▸ **What to work on**: State how many lines of the entries hold the string "coordinate", and output nothing but that count.

▸ **Exercise material**:
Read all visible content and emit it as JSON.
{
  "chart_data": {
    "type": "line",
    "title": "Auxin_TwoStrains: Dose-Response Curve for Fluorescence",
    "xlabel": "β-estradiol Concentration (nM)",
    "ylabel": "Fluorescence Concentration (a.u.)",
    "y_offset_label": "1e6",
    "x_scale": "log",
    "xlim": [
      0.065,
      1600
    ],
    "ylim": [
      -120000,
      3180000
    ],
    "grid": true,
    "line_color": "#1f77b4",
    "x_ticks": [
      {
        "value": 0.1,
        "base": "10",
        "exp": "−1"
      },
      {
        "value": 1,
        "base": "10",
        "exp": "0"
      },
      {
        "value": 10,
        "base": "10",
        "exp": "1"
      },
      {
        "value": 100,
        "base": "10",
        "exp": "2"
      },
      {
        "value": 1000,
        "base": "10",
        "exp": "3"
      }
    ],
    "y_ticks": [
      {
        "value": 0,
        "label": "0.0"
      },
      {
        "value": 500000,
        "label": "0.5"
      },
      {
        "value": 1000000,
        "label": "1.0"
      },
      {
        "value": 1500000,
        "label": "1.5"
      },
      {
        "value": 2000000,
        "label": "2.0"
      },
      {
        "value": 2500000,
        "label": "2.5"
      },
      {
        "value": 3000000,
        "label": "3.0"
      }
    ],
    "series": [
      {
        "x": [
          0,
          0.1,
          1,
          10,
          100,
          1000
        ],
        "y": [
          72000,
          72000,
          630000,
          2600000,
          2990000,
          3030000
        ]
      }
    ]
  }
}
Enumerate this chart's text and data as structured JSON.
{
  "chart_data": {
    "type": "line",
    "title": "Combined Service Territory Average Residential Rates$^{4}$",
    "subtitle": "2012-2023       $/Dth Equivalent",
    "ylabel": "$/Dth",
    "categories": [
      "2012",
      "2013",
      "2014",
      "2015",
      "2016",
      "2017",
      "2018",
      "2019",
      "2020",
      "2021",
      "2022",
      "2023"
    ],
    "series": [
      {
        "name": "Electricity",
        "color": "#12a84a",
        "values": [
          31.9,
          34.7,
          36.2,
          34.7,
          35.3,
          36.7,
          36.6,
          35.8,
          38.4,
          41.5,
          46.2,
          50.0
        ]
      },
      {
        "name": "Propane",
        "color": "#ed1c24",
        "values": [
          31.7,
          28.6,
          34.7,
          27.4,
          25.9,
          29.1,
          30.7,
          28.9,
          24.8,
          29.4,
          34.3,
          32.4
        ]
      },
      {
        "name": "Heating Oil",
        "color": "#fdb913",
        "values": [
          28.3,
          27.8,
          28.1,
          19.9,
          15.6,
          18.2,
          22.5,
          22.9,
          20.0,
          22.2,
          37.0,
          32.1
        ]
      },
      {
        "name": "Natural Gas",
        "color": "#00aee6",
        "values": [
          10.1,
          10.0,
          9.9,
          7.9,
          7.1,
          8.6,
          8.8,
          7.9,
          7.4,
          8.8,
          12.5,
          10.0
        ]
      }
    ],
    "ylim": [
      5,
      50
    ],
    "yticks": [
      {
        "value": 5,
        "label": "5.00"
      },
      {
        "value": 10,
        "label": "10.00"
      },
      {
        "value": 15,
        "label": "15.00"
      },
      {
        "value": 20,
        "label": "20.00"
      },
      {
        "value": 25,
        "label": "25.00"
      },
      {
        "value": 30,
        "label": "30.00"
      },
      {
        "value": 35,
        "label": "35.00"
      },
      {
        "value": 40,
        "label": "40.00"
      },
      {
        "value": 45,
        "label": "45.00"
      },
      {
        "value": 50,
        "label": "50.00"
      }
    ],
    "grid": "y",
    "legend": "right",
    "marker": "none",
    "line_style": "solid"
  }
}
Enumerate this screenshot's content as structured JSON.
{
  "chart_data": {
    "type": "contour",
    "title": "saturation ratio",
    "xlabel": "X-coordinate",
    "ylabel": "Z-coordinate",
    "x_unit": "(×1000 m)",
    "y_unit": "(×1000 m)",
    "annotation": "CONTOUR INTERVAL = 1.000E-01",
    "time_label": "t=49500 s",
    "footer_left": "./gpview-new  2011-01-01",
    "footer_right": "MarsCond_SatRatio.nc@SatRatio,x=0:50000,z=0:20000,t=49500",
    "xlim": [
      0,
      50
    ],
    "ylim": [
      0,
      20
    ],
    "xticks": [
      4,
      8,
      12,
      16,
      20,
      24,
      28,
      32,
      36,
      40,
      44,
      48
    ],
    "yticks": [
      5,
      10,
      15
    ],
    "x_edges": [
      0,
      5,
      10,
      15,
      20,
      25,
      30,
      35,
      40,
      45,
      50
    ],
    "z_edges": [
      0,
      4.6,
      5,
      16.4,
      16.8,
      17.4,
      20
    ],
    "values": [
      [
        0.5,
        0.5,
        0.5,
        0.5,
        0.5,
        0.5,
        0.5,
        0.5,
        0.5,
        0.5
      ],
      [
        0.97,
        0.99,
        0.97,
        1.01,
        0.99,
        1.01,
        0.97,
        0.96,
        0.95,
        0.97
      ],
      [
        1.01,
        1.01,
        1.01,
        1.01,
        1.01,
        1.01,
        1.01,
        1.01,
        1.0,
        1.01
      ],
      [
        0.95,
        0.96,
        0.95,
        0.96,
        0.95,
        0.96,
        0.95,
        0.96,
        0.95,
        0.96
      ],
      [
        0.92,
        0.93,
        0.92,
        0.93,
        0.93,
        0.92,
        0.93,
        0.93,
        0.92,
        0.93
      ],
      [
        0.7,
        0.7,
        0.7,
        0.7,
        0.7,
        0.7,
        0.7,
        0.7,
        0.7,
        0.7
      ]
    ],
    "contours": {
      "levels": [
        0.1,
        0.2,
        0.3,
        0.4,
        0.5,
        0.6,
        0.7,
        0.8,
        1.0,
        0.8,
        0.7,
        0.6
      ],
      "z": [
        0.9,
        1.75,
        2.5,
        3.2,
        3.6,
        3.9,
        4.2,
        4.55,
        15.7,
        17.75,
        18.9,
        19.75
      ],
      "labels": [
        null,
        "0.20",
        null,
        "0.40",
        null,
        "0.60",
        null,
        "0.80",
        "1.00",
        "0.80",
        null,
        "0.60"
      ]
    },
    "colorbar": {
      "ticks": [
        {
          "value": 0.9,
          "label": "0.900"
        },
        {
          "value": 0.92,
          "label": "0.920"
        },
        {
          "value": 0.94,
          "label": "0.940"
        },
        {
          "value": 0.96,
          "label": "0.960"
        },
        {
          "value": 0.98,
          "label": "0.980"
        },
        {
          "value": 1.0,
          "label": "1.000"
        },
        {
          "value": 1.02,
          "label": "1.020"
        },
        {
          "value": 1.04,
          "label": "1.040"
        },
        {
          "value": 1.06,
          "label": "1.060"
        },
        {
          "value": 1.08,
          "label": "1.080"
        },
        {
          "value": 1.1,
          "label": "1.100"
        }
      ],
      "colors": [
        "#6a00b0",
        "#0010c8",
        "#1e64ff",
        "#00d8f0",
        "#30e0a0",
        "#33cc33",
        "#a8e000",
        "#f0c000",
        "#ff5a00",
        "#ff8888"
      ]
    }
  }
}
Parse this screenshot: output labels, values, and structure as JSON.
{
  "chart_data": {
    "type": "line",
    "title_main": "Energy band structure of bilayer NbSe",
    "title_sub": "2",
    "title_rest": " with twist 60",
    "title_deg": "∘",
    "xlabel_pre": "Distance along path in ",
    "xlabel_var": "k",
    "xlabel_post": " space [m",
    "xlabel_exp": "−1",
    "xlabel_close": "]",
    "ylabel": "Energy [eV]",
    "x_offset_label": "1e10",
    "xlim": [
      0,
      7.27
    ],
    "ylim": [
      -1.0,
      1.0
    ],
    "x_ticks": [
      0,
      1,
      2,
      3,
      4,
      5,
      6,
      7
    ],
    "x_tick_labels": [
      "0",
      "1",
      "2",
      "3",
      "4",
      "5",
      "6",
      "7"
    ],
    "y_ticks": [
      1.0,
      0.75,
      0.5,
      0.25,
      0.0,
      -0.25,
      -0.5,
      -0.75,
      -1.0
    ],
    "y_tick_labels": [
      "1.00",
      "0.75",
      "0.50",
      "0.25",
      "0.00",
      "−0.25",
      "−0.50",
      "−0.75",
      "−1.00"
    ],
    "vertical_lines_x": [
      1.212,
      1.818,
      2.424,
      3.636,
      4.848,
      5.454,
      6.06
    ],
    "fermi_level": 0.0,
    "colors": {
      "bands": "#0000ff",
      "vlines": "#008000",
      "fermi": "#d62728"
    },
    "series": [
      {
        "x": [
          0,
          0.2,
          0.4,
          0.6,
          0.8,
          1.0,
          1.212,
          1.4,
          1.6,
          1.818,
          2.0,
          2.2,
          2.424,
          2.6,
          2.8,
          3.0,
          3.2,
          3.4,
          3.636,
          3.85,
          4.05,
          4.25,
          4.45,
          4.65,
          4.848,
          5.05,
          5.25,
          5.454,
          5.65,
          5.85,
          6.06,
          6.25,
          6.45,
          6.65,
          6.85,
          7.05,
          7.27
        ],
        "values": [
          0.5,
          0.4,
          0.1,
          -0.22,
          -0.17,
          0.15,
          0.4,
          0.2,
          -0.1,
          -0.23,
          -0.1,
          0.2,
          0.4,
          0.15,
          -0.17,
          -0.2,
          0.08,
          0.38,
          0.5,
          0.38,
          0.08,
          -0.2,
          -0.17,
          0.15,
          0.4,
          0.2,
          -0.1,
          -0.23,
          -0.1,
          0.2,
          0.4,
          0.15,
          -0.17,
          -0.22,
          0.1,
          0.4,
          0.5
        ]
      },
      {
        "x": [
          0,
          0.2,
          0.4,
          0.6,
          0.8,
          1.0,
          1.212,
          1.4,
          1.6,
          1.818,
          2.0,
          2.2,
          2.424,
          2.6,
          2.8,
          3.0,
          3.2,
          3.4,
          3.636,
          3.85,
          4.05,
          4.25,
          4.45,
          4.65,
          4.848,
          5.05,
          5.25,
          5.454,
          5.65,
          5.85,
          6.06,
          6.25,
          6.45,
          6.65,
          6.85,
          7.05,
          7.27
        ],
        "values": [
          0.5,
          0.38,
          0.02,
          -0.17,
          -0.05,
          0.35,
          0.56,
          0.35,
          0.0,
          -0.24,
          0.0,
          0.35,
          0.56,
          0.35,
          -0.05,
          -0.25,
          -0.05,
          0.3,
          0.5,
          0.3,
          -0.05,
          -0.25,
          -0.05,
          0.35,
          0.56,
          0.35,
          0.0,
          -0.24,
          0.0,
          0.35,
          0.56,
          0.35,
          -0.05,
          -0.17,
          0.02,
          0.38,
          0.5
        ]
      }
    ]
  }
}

▸ **Answer for this exercise**: 2